Records
>>>
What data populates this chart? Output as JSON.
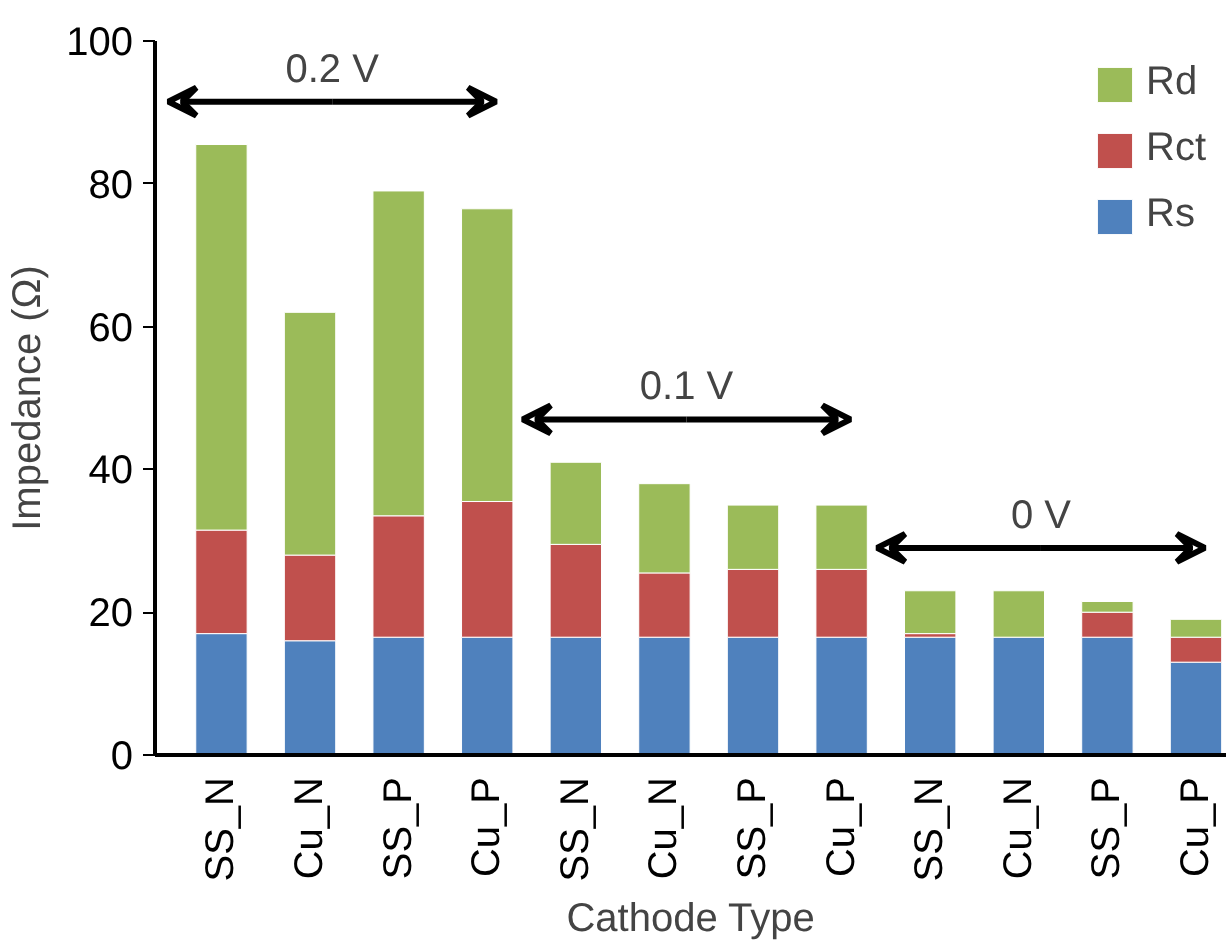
{
  "chart_data": {
    "type": "bar",
    "stacked": true,
    "xlabel": "Cathode Type",
    "ylabel": "Impedance (Ω)",
    "categories": [
      "SS_N",
      "Cu_N",
      "SS_P",
      "Cu_P",
      "SS_N",
      "Cu_N",
      "SS_P",
      "Cu_P",
      "SS_N",
      "Cu_N",
      "SS_P",
      "Cu_P"
    ],
    "series": [
      {
        "name": "Rs",
        "color": "#4f81bd",
        "values": [
          17,
          16,
          16.5,
          16.5,
          16.5,
          16.5,
          16.5,
          16.5,
          16.5,
          16.5,
          16.5,
          13
        ]
      },
      {
        "name": "Rct",
        "color": "#c0504d",
        "values": [
          14.5,
          12,
          17,
          19,
          13,
          9,
          9.5,
          9.5,
          0.5,
          0,
          3.5,
          3.5
        ]
      },
      {
        "name": "Rd",
        "color": "#9bbb59",
        "values": [
          54,
          34,
          45.5,
          41,
          11.5,
          12.5,
          9,
          9,
          6,
          6.5,
          1.5,
          2.5
        ]
      }
    ],
    "ylim": [
      0,
      100
    ],
    "yticks": [
      0,
      20,
      40,
      60,
      80,
      100
    ],
    "grid": false,
    "legend": "top right",
    "annotations": [
      "0.2 V",
      "0.1 V",
      "0 V"
    ]
  }
}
<<<
PROMPT → Identify and copy lines that hold the string "color".

RESULT OF THIS EXERCISE →
        "color": "#4f81bd",
        "color": "#c0504d",
        "color": "#9bbb59",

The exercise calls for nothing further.